*Chart and figure data*:

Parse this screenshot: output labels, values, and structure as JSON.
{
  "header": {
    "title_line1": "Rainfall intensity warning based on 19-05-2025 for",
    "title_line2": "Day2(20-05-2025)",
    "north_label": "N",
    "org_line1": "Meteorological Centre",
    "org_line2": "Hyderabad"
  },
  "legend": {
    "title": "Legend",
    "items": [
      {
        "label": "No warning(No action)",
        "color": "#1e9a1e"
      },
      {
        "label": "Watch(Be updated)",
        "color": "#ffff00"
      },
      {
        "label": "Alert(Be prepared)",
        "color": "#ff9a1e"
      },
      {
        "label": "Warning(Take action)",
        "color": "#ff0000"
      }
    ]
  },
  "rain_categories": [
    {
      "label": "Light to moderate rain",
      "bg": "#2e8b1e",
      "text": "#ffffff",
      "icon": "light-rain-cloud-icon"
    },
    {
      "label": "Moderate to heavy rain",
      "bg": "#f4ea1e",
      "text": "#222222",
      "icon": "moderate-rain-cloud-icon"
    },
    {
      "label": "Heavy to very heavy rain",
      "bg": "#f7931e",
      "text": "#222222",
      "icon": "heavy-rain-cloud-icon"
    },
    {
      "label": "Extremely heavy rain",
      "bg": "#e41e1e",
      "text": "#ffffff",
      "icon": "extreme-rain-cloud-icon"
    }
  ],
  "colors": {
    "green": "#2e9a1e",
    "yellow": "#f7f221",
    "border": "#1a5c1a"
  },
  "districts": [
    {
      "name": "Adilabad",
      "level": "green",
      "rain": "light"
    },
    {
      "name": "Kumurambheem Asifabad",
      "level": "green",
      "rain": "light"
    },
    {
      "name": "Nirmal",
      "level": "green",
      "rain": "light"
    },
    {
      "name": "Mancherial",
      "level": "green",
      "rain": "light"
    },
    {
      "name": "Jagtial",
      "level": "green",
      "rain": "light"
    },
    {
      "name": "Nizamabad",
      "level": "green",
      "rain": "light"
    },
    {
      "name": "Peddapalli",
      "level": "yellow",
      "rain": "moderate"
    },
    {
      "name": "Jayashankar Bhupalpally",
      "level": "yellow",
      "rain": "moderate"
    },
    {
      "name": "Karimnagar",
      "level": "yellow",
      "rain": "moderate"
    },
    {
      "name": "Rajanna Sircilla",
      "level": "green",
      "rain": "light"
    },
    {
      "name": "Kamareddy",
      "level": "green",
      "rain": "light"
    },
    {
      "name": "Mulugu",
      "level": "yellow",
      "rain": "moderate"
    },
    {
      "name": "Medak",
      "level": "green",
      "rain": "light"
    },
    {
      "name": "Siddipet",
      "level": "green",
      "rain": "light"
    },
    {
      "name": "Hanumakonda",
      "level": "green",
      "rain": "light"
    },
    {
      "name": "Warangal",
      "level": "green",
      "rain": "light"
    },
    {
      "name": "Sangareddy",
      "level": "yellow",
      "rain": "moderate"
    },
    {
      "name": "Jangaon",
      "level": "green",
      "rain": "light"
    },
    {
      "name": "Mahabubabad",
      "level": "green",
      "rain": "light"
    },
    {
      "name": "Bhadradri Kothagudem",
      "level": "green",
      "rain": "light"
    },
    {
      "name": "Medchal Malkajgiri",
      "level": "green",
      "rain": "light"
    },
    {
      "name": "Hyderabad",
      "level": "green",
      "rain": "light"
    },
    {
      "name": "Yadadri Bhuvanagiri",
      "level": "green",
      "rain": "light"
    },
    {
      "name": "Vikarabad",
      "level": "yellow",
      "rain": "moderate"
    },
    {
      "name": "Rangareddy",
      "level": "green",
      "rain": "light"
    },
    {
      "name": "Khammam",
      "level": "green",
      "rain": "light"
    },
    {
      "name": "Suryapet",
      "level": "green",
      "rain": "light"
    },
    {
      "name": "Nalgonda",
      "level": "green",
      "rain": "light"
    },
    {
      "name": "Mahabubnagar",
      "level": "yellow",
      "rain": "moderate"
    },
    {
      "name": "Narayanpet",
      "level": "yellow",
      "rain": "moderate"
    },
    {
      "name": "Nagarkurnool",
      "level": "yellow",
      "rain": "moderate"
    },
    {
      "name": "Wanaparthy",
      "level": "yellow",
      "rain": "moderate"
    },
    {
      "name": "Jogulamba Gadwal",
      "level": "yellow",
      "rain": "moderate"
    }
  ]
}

*Prompt*: Locate all lines in the listing above with the word "heavy". Copy them.

*Problem solution*:
      "label": "Moderate to heavy rain",
      "label": "Heavy to very heavy rain",
      "icon": "heavy-rain-cloud-icon"
      "label": "Extremely heavy rain",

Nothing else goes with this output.